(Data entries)
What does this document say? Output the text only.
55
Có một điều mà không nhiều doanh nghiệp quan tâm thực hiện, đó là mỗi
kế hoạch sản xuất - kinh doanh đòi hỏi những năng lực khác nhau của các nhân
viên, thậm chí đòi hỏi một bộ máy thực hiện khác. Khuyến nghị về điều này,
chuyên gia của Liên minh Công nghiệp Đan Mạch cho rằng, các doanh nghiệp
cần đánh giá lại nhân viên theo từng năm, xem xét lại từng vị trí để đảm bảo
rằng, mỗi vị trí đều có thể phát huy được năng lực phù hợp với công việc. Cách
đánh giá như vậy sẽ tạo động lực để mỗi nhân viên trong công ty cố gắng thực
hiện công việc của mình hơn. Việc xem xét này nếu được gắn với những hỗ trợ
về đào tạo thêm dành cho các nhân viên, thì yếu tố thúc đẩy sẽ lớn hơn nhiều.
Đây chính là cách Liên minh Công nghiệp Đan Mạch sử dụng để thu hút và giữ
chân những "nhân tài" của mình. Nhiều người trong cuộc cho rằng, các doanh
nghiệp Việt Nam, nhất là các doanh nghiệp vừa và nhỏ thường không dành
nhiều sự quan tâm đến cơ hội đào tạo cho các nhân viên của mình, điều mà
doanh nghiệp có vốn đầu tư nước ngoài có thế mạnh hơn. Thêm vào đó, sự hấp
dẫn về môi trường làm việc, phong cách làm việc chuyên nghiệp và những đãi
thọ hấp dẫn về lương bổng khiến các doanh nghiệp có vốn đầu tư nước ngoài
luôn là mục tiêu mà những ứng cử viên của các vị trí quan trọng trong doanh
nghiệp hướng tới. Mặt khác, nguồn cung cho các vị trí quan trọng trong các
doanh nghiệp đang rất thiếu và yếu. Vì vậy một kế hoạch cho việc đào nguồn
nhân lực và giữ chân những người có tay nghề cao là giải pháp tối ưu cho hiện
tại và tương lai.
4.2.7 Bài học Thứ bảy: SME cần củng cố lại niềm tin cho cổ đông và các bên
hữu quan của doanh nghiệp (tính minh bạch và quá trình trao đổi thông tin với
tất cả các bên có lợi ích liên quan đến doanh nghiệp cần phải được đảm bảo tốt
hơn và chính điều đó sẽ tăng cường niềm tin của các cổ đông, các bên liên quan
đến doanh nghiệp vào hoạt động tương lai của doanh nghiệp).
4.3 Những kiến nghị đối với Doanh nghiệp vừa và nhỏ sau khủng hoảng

- WHAT YOU NEED TO DO:
Extract all of the data exactly as written.

- FINISHED TASK:
What does this document say? Output the text only.
55
Có một điều mà không nhiều doanh nghiệp quan tâm thực hiện, đó là mỗi
kế hoạch sản xuất - kinh doanh đòi hỏi những năng lực khác nhau của các nhân
viên, thậm chí đòi hỏi một bộ máy thực hiện khác. Khuyến nghị về điều này,
chuyên gia của Liên minh Công nghiệp Đan Mạch cho rằng, các doanh nghiệp
cần đánh giá lại nhân viên theo từng năm, xem xét lại từng vị trí để đảm bảo
rằng, mỗi vị trí đều có thể phát huy được năng lực phù hợp với công việc. Cách
đánh giá như vậy sẽ tạo động lực để mỗi nhân viên trong công ty cố gắng thực
hiện công việc của mình hơn. Việc xem xét này nếu được gắn với những hỗ trợ
về đào tạo thêm dành cho các nhân viên, thì yếu tố thúc đẩy sẽ lớn hơn nhiều.
Đây chính là cách Liên minh Công nghiệp Đan Mạch sử dụng để thu hút và giữ
chân những "nhân tài" của mình. Nhiều người trong cuộc cho rằng, các doanh
nghiệp Việt Nam, nhất là các doanh nghiệp vừa và nhỏ thường không dành
nhiều sự quan tâm đến cơ hội đào tạo cho các nhân viên của mình, điều mà
doanh nghiệp có vốn đầu tư nước ngoài có thế mạnh hơn. Thêm vào đó, sự hấp
dẫn về môi trường làm việc, phong cách làm việc chuyên nghiệp và những đãi
thọ hấp dẫn về lương bổng khiến các doanh nghiệp có vốn đầu tư nước ngoài
luôn là mục tiêu mà những ứng cử viên của các vị trí quan trọng trong doanh
nghiệp hướng tới. Mặt khác, nguồn cung cho các vị trí quan trọng trong các
doanh nghiệp đang rất thiếu và yếu. Vì vậy một kế hoạch cho việc đào nguồn
nhân lực và giữ chân những người có tay nghề cao là giải pháp tối ưu cho hiện
tại và tương lai.
4.2.7 Bài học Thứ bảy: SME cần củng cố lại niềm tin cho cổ đông và các bên
hữu quan của doanh nghiệp (tính minh bạch và quá trình trao đổi thông tin với
tất cả các bên có lợi ích liên quan đến doanh nghiệp cần phải được đảm bảo tốt
hơn và chính điều đó sẽ tăng cường niềm tin của các cổ đông, các bên liên quan
đến doanh nghiệp vào hoạt động tương lai của doanh nghiệp).
4.3 Những kiến nghị đối với Doanh nghiệp vừa và nhỏ sau khủng hoảng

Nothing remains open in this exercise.